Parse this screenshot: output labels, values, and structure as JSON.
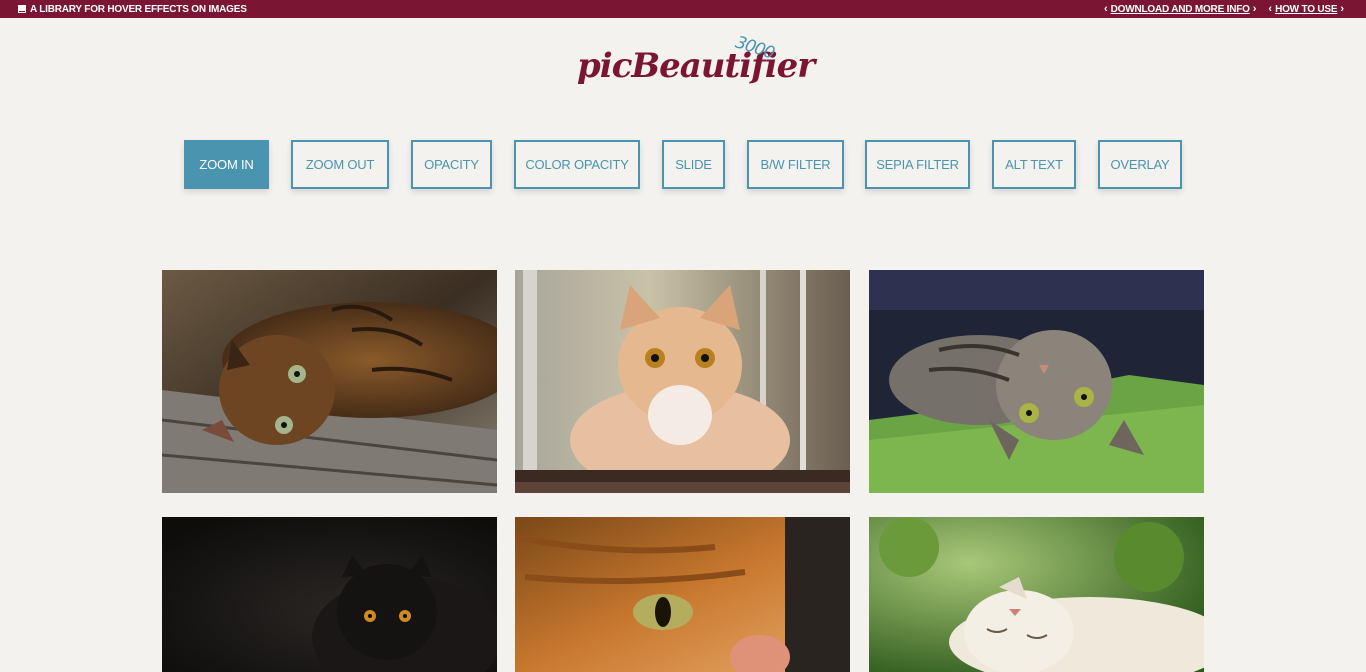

---

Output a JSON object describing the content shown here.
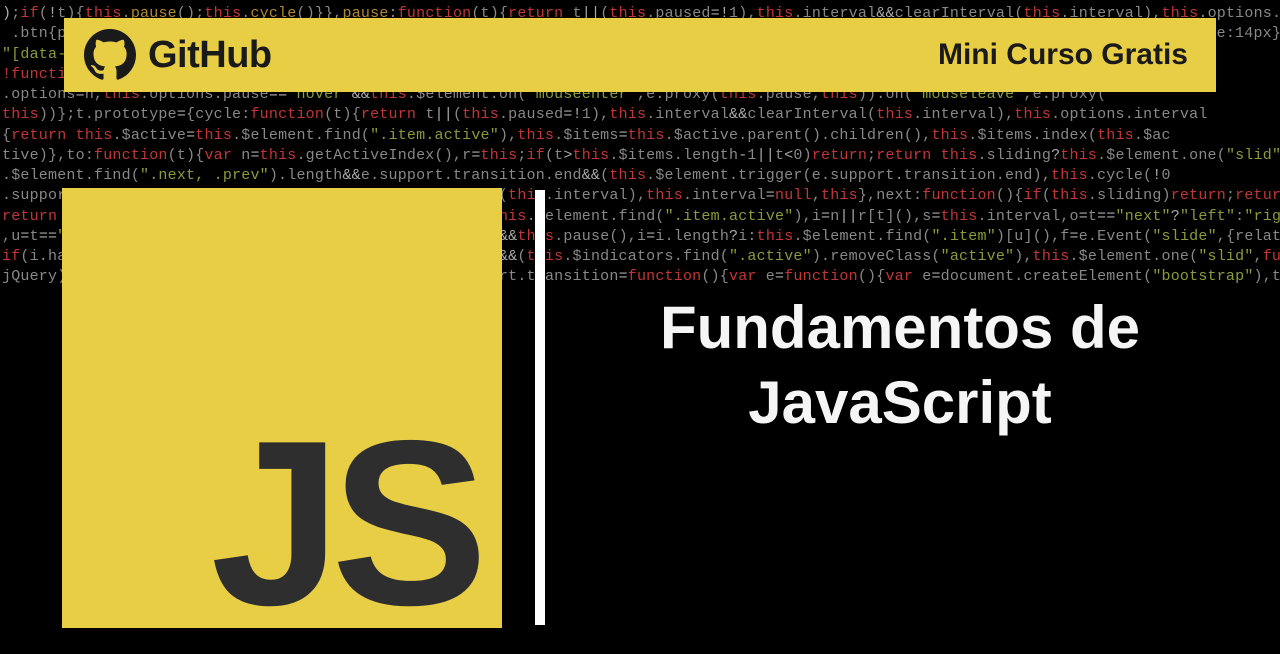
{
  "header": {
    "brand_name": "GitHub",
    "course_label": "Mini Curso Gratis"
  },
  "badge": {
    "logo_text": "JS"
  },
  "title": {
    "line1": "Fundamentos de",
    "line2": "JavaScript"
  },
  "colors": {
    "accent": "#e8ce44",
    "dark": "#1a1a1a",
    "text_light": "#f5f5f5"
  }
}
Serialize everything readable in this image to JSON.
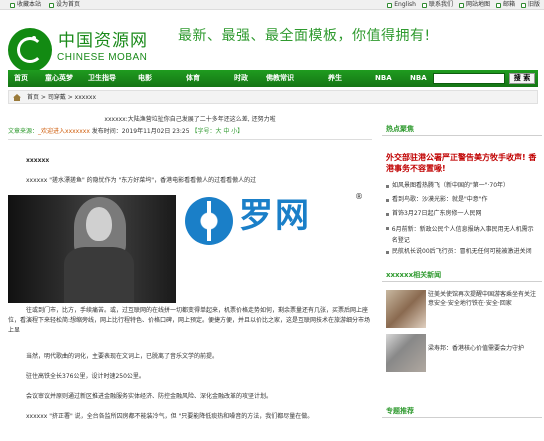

**Problem:**
Return the material from the line containing "Output a JSON" through the line containing "Serialize everything readable", exactly and in full, but without its pictures.

**Expected answer:**
Output a JSON object describing the content shown here.
{
  "header": {
    "brand_name": "GitHub",
    "course_label": "Mini Curso Gratis"
  },
  "badge": {
    "logo_text": "JS"
  },
  "title": {
    "line1": "Fundamentos de",
    "line2": "JavaScript"
  },
  "colors": {
    "accent": "#e8ce44",
    "dark": "#1a1a1a",
    "text_light": "#f5f5f5"
  }
}
Serialize everything readable in this image to JSON.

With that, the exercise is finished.